[What the task requires]
Report each line of the data that has "passthrough" somewhere in it.

** begin Dataset **

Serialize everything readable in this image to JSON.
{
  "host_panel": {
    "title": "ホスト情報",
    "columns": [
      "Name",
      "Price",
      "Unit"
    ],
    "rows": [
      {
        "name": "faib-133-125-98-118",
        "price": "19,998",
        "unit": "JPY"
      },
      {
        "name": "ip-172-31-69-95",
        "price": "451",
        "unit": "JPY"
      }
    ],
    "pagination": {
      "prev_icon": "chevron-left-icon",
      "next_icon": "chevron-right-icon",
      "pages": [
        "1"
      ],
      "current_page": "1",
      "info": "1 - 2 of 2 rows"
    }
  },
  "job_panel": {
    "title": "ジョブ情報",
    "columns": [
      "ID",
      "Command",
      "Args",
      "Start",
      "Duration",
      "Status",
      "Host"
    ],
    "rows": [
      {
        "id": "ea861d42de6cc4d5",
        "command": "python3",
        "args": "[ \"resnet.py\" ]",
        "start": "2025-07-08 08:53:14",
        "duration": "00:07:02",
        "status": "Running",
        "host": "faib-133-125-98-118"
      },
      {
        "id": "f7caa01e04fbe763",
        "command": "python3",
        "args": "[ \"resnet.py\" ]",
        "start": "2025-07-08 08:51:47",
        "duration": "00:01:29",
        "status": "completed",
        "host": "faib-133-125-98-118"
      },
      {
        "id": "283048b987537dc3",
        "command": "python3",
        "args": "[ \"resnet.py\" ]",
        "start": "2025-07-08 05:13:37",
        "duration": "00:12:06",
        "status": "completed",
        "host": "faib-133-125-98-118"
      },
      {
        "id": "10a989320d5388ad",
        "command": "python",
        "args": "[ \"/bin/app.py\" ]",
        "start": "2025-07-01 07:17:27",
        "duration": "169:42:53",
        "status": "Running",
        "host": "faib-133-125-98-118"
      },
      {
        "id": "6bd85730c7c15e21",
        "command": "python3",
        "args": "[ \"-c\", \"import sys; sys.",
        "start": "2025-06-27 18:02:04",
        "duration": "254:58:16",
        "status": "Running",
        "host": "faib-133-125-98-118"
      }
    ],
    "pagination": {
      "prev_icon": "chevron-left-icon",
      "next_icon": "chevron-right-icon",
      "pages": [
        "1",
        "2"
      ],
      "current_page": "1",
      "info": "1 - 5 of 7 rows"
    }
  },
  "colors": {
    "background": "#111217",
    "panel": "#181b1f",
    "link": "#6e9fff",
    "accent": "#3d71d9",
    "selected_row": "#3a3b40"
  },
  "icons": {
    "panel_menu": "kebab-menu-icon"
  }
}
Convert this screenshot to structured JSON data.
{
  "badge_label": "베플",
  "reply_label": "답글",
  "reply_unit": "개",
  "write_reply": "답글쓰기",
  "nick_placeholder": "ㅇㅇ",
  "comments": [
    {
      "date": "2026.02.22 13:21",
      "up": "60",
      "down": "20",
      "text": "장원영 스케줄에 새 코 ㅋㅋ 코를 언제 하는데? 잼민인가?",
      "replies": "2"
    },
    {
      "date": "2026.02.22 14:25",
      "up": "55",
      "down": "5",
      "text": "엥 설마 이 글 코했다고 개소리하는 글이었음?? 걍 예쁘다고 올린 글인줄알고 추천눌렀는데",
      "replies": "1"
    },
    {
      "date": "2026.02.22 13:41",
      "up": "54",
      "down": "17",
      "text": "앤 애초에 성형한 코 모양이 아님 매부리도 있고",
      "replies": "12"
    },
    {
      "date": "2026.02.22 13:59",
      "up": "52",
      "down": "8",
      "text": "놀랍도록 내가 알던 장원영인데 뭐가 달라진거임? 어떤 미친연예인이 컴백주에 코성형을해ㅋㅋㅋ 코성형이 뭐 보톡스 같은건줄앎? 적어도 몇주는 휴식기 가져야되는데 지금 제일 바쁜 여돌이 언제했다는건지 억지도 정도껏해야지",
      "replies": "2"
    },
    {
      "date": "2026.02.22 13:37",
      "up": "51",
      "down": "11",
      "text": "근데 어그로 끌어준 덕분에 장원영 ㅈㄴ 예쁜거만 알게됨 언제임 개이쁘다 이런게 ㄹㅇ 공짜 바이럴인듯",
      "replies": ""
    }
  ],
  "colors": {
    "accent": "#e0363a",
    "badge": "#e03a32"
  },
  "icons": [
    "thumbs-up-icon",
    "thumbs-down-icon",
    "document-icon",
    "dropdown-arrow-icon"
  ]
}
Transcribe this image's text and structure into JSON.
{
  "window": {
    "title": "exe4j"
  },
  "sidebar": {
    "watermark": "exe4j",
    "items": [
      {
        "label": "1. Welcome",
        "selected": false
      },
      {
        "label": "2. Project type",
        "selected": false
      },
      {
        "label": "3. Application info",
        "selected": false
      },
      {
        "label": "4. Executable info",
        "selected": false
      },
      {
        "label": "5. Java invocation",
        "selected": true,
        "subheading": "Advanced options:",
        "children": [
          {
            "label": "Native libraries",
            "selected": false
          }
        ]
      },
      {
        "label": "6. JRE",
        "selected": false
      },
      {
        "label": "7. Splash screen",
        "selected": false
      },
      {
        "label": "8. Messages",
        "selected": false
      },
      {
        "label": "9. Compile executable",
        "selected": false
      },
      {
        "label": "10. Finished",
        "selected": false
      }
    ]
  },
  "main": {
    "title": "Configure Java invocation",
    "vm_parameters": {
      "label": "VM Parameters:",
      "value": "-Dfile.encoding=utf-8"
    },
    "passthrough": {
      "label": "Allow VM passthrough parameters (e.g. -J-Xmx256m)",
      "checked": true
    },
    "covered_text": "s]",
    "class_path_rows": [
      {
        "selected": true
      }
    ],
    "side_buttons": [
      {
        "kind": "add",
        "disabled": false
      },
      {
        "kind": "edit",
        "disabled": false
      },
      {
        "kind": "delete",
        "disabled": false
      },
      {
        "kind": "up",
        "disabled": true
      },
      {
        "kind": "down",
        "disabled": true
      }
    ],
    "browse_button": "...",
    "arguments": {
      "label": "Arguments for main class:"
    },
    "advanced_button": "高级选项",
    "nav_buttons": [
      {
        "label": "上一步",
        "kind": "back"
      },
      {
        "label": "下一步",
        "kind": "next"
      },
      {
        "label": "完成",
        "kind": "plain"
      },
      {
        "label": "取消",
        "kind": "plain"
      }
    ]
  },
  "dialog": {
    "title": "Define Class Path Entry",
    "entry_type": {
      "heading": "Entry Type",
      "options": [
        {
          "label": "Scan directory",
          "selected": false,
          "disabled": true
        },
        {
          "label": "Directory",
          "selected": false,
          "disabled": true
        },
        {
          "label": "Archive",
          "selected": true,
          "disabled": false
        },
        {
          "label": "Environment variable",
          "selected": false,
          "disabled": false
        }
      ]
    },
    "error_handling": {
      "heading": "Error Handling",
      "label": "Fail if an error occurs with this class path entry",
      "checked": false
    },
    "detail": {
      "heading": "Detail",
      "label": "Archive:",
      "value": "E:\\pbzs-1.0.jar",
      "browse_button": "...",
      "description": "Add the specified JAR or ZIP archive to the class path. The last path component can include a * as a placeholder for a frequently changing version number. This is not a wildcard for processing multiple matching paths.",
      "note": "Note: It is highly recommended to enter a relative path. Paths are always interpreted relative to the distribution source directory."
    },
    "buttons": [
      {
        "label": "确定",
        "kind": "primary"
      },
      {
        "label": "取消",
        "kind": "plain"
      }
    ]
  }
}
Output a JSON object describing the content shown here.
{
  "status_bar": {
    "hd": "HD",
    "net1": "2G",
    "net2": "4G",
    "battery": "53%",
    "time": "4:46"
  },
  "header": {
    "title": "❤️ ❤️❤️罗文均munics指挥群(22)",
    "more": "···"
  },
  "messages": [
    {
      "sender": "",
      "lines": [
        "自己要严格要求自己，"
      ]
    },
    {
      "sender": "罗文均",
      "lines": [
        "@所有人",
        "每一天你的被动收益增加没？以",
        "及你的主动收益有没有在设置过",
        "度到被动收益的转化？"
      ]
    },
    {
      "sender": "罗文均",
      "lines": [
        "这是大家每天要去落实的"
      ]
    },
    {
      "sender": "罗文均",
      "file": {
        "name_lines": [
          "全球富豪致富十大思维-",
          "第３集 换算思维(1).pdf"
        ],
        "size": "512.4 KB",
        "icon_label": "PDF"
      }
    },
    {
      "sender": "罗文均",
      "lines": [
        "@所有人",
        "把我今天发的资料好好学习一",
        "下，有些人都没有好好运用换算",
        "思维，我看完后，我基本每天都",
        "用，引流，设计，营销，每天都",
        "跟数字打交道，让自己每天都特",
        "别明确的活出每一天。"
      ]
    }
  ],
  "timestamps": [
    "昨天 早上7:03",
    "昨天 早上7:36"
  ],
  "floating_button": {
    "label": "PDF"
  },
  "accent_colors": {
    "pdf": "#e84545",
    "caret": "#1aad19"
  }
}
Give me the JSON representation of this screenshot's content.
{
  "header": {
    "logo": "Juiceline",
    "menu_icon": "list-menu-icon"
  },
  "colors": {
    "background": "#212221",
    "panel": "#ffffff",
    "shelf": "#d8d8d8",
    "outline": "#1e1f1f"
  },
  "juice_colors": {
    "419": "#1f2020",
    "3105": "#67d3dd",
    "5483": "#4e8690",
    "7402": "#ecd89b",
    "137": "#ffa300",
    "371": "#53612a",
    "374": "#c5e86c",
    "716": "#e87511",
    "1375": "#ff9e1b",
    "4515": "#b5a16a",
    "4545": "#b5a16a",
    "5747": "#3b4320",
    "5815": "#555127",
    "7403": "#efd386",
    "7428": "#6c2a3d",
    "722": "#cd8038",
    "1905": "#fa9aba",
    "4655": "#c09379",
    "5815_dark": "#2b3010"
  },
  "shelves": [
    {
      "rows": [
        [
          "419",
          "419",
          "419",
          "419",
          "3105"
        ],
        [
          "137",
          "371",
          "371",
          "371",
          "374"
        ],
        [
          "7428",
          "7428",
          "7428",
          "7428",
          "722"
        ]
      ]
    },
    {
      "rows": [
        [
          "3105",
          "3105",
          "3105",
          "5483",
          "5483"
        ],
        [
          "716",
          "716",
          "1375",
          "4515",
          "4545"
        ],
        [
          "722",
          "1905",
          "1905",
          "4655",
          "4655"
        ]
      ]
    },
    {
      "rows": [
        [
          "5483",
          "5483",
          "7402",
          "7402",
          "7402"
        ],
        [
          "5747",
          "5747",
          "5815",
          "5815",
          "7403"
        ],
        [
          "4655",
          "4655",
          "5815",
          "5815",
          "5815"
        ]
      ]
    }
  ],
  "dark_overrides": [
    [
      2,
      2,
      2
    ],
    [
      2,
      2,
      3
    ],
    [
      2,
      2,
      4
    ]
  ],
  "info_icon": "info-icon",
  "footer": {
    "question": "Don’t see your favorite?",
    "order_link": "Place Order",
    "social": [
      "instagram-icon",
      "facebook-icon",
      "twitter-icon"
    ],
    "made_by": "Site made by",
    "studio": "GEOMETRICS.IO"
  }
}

** end Dataset **

[Finished task]
    "passthrough": {
      "label": "Allow VM passthrough parameters (e.g. -J-Xmx256m)",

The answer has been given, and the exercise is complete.